* **Exercise requirements**:
Rewrite the rows below, replacing every "Circle shape" with "Round shape" and leaving everything else as it is. Leave the pictures out of your answer.

:: Task material ::

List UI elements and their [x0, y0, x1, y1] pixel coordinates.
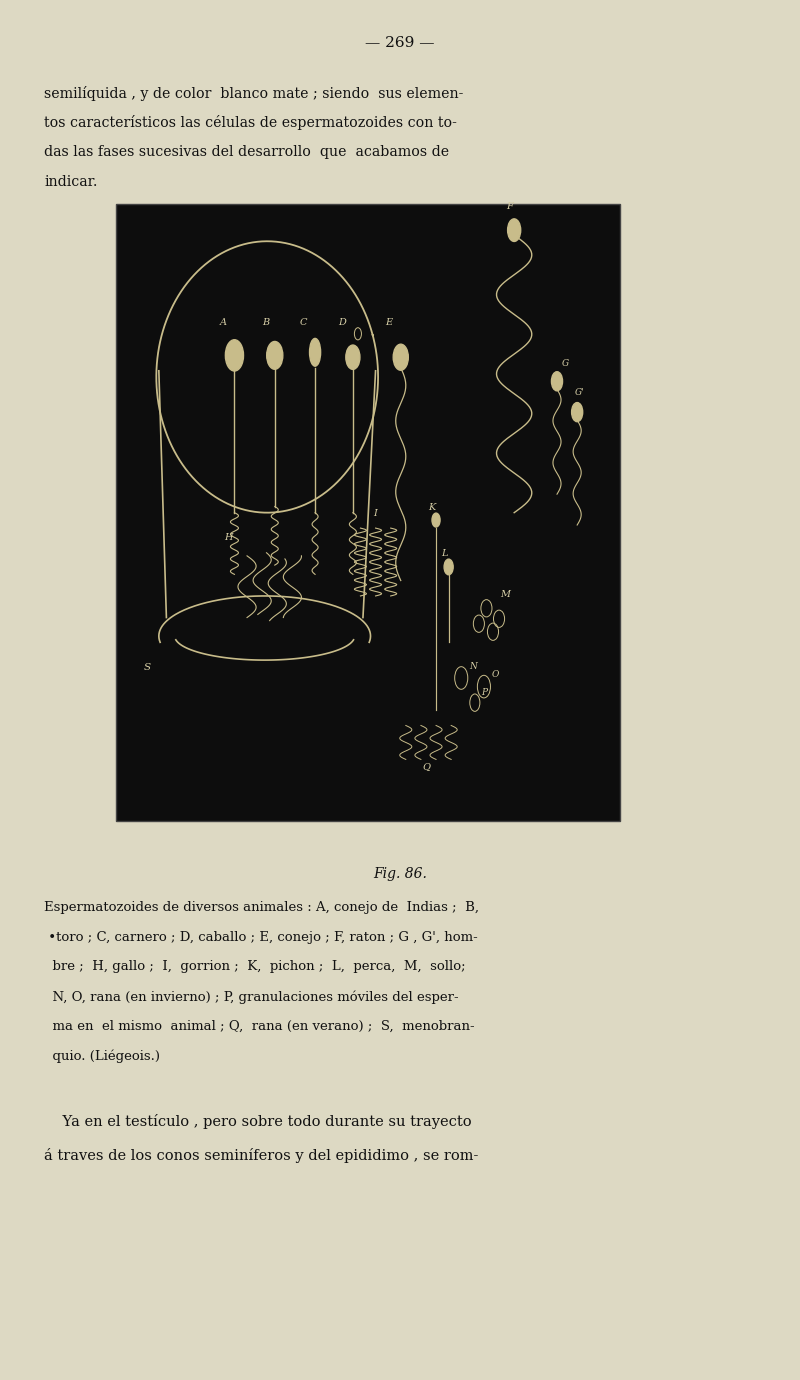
- Text: das las fases sucesivas del desarrollo  que  acabamos de: das las fases sucesivas del desarrollo q…: [44, 145, 449, 159]
- Text: Fig. 86.: Fig. 86.: [373, 867, 427, 880]
- Text: D: D: [338, 317, 346, 327]
- Text: H: H: [224, 534, 233, 542]
- Text: E: E: [386, 317, 393, 327]
- Text: S: S: [144, 662, 151, 672]
- Text: K: K: [429, 502, 436, 512]
- Text: N, O, rana (en invierno) ; P, granulaciones móviles del esper-: N, O, rana (en invierno) ; P, granulacio…: [44, 991, 458, 1003]
- Circle shape: [572, 403, 582, 422]
- Ellipse shape: [310, 338, 321, 366]
- Text: G': G': [574, 388, 584, 397]
- Text: N: N: [469, 662, 477, 671]
- Text: Espermatozoides de diversos animales : A, conejo de  Indias ;  B,: Espermatozoides de diversos animales : A…: [44, 901, 479, 914]
- Circle shape: [266, 341, 283, 370]
- Circle shape: [432, 513, 440, 527]
- Text: A: A: [219, 317, 226, 327]
- Circle shape: [226, 339, 243, 371]
- Text: O: O: [491, 671, 499, 679]
- Circle shape: [346, 345, 360, 370]
- Text: indicar.: indicar.: [44, 175, 98, 189]
- Text: P: P: [481, 687, 487, 697]
- Text: tos característicos las células de espermatozoides con to-: tos característicos las células de esper…: [44, 116, 457, 130]
- Text: M: M: [500, 591, 510, 599]
- Text: quio. (Liégeois.): quio. (Liégeois.): [44, 1049, 160, 1063]
- Text: I: I: [373, 509, 377, 518]
- Text: ma en  el mismo  animal ; Q,  rana (en verano) ;  S,  menobran-: ma en el mismo animal ; Q, rana (en vera…: [44, 1020, 474, 1032]
- Text: •toro ; C, carnero ; D, caballo ; E, conejo ; F, raton ; G , G', hom-: •toro ; C, carnero ; D, caballo ; E, con…: [44, 932, 478, 944]
- Circle shape: [508, 219, 521, 242]
- Text: Q: Q: [422, 762, 430, 770]
- Text: C: C: [300, 317, 307, 327]
- Bar: [116, 204, 620, 821]
- Circle shape: [444, 559, 453, 575]
- Text: bre ;  H, gallo ;  I,  gorrion ;  K,  pichon ;  L,  perca,  M,  sollo;: bre ; H, gallo ; I, gorrion ; K, pichon …: [44, 960, 466, 973]
- Text: á traves de los conos seminíferos y del epididimo , se rom-: á traves de los conos seminíferos y del …: [44, 1148, 478, 1163]
- Circle shape: [394, 344, 408, 370]
- Text: B: B: [262, 317, 270, 327]
- Text: Ya en el testículo , pero sobre todo durante su trayecto: Ya en el testículo , pero sobre todo dur…: [44, 1114, 472, 1129]
- Circle shape: [551, 371, 562, 391]
- Text: — 269 —: — 269 —: [366, 36, 434, 50]
- Text: L: L: [441, 549, 447, 558]
- Text: G: G: [562, 359, 570, 368]
- Text: semilíquida , y de color  blanco mate ; siendo  sus elemen-: semilíquida , y de color blanco mate ; s…: [44, 86, 463, 101]
- Text: F: F: [506, 203, 514, 211]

:::

* **Correct response**:
List UI elements and their [x0, y0, x1, y1] pixel coordinates.
- Text: das las fases sucesivas del desarrollo  que  acabamos de: das las fases sucesivas del desarrollo q…: [44, 145, 449, 159]
- Text: Fig. 86.: Fig. 86.: [373, 867, 427, 880]
- Text: D: D: [338, 317, 346, 327]
- Text: H: H: [224, 534, 233, 542]
- Text: E: E: [386, 317, 393, 327]
- Text: S: S: [144, 662, 151, 672]
- Text: K: K: [429, 502, 436, 512]
- Text: N, O, rana (en invierno) ; P, granulaciones móviles del esper-: N, O, rana (en invierno) ; P, granulacio…: [44, 991, 458, 1003]
- Round shape: [572, 403, 582, 422]
- Ellipse shape: [310, 338, 321, 366]
- Text: G': G': [574, 388, 584, 397]
- Text: N: N: [469, 662, 477, 671]
- Text: Espermatozoides de diversos animales : A, conejo de  Indias ;  B,: Espermatozoides de diversos animales : A…: [44, 901, 479, 914]
- Round shape: [266, 341, 283, 370]
- Round shape: [432, 513, 440, 527]
- Text: A: A: [219, 317, 226, 327]
- Round shape: [226, 339, 243, 371]
- Text: O: O: [491, 671, 499, 679]
- Round shape: [346, 345, 360, 370]
- Text: indicar.: indicar.: [44, 175, 98, 189]
- Text: P: P: [481, 687, 487, 697]
- Text: tos característicos las células de espermatozoides con to-: tos característicos las células de esper…: [44, 116, 457, 130]
- Text: M: M: [500, 591, 510, 599]
- Text: quio. (Liégeois.): quio. (Liégeois.): [44, 1049, 160, 1063]
- Text: I: I: [373, 509, 377, 518]
- Text: ma en  el mismo  animal ; Q,  rana (en verano) ;  S,  menobran-: ma en el mismo animal ; Q, rana (en vera…: [44, 1020, 474, 1032]
- Text: •toro ; C, carnero ; D, caballo ; E, conejo ; F, raton ; G , G', hom-: •toro ; C, carnero ; D, caballo ; E, con…: [44, 932, 478, 944]
- Round shape: [508, 219, 521, 242]
- Text: Q: Q: [422, 762, 430, 770]
- Text: C: C: [300, 317, 307, 327]
- Bar: [116, 204, 620, 821]
- Round shape: [444, 559, 453, 575]
- Text: bre ;  H, gallo ;  I,  gorrion ;  K,  pichon ;  L,  perca,  M,  sollo;: bre ; H, gallo ; I, gorrion ; K, pichon …: [44, 960, 466, 973]
- Text: á traves de los conos seminíferos y del epididimo , se rom-: á traves de los conos seminíferos y del …: [44, 1148, 478, 1163]
- Round shape: [394, 344, 408, 370]
- Text: B: B: [262, 317, 270, 327]
- Text: Ya en el testículo , pero sobre todo durante su trayecto: Ya en el testículo , pero sobre todo dur…: [44, 1114, 472, 1129]
- Round shape: [551, 371, 562, 391]
- Text: — 269 —: — 269 —: [366, 36, 434, 50]
- Text: L: L: [441, 549, 447, 558]
- Text: G: G: [562, 359, 570, 368]
- Text: semilíquida , y de color  blanco mate ; siendo  sus elemen-: semilíquida , y de color blanco mate ; s…: [44, 86, 463, 101]
- Text: F: F: [506, 203, 514, 211]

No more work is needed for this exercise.